[Start of Provided data]
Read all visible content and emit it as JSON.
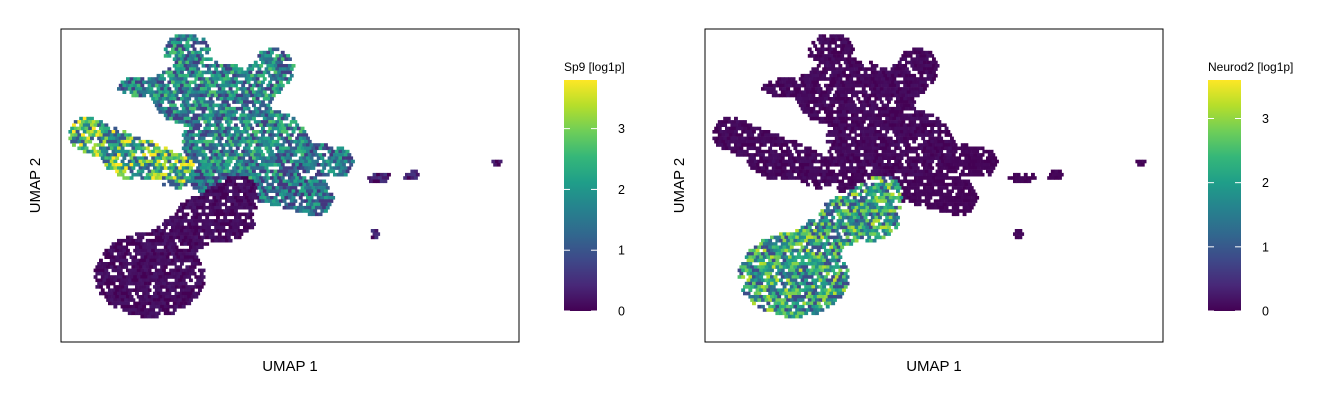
{
  "chart_data": [
    {
      "type": "heatmap",
      "subtype": "umap-hexbin",
      "xlabel": "UMAP 1",
      "ylabel": "UMAP 2",
      "colorbar": {
        "title": "Sp9 [log1p]",
        "range": [
          0,
          3.8
        ],
        "ticks": [
          0,
          1,
          2,
          3
        ],
        "colormap": "viridis"
      },
      "expression_regions": [
        {
          "region": "left arm",
          "level": 2.6
        },
        {
          "region": "upper central branch",
          "level": 1.8
        },
        {
          "region": "right branch",
          "level": 1.5
        },
        {
          "region": "lower lobe",
          "level": 0.15
        },
        {
          "region": "far-right islands",
          "level": 0.4
        }
      ]
    },
    {
      "type": "heatmap",
      "subtype": "umap-hexbin",
      "xlabel": "UMAP 1",
      "ylabel": "UMAP 2",
      "colorbar": {
        "title": "Neurod2 [log1p]",
        "range": [
          0,
          3.6
        ],
        "ticks": [
          0,
          1,
          2,
          3
        ],
        "colormap": "viridis"
      },
      "expression_regions": [
        {
          "region": "left arm",
          "level": 0.1
        },
        {
          "region": "upper central branch",
          "level": 0.1
        },
        {
          "region": "right branch",
          "level": 0.05
        },
        {
          "region": "lower lobe",
          "level": 2.1
        },
        {
          "region": "far-right islands",
          "level": 0.05
        }
      ]
    }
  ],
  "colors": {
    "viridis": [
      "#440154",
      "#482878",
      "#3e4989",
      "#31688e",
      "#26828e",
      "#1f9e89",
      "#35b779",
      "#6ece58",
      "#b5de2b",
      "#fde725"
    ],
    "frame": "#000000"
  }
}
[End of Provided data]
▶ **To do**
In your copy, leave out the pictures and reproduce the material above exactly.

▶ **Response to the task**
Read all visible content and emit it as JSON.
{
  "chart_data": [
    {
      "type": "heatmap",
      "subtype": "umap-hexbin",
      "xlabel": "UMAP 1",
      "ylabel": "UMAP 2",
      "colorbar": {
        "title": "Sp9 [log1p]",
        "range": [
          0,
          3.8
        ],
        "ticks": [
          0,
          1,
          2,
          3
        ],
        "colormap": "viridis"
      },
      "expression_regions": [
        {
          "region": "left arm",
          "level": 2.6
        },
        {
          "region": "upper central branch",
          "level": 1.8
        },
        {
          "region": "right branch",
          "level": 1.5
        },
        {
          "region": "lower lobe",
          "level": 0.15
        },
        {
          "region": "far-right islands",
          "level": 0.4
        }
      ]
    },
    {
      "type": "heatmap",
      "subtype": "umap-hexbin",
      "xlabel": "UMAP 1",
      "ylabel": "UMAP 2",
      "colorbar": {
        "title": "Neurod2 [log1p]",
        "range": [
          0,
          3.6
        ],
        "ticks": [
          0,
          1,
          2,
          3
        ],
        "colormap": "viridis"
      },
      "expression_regions": [
        {
          "region": "left arm",
          "level": 0.1
        },
        {
          "region": "upper central branch",
          "level": 0.1
        },
        {
          "region": "right branch",
          "level": 0.05
        },
        {
          "region": "lower lobe",
          "level": 2.1
        },
        {
          "region": "far-right islands",
          "level": 0.05
        }
      ]
    }
  ],
  "colors": {
    "viridis": [
      "#440154",
      "#482878",
      "#3e4989",
      "#31688e",
      "#26828e",
      "#1f9e89",
      "#35b779",
      "#6ece58",
      "#b5de2b",
      "#fde725"
    ],
    "frame": "#000000"
  }
}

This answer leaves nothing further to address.